Source records
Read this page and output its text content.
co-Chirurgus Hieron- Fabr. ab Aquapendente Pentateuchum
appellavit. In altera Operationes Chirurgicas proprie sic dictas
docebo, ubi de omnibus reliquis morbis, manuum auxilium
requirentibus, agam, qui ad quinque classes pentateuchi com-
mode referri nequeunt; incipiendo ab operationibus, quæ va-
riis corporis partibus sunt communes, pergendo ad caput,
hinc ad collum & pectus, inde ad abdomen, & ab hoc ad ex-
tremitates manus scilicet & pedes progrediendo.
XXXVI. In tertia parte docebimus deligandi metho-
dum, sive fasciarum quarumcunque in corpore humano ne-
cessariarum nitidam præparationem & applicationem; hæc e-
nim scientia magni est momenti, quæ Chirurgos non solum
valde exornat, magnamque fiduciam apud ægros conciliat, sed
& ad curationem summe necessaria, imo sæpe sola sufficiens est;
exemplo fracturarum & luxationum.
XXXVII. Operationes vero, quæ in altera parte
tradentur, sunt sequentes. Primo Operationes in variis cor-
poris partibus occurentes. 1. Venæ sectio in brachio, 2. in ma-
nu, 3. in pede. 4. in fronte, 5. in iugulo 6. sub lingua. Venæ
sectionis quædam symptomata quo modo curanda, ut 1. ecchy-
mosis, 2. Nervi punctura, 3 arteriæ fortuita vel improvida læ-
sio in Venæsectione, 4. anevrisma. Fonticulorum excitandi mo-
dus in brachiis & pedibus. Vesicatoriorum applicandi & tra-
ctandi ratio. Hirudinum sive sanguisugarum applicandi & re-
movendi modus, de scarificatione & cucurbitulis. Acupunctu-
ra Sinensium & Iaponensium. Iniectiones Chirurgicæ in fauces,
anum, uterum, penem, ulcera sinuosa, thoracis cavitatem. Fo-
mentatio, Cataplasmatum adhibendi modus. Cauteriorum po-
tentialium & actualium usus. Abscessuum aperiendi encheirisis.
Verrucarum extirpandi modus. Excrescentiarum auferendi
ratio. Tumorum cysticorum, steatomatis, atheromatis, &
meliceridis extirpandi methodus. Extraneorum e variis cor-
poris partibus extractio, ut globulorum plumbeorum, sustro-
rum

[WORK TASK]
Report how many lines of the entries hold the string "applicandi". Provide the number alone.

[TASK ANSWER]
2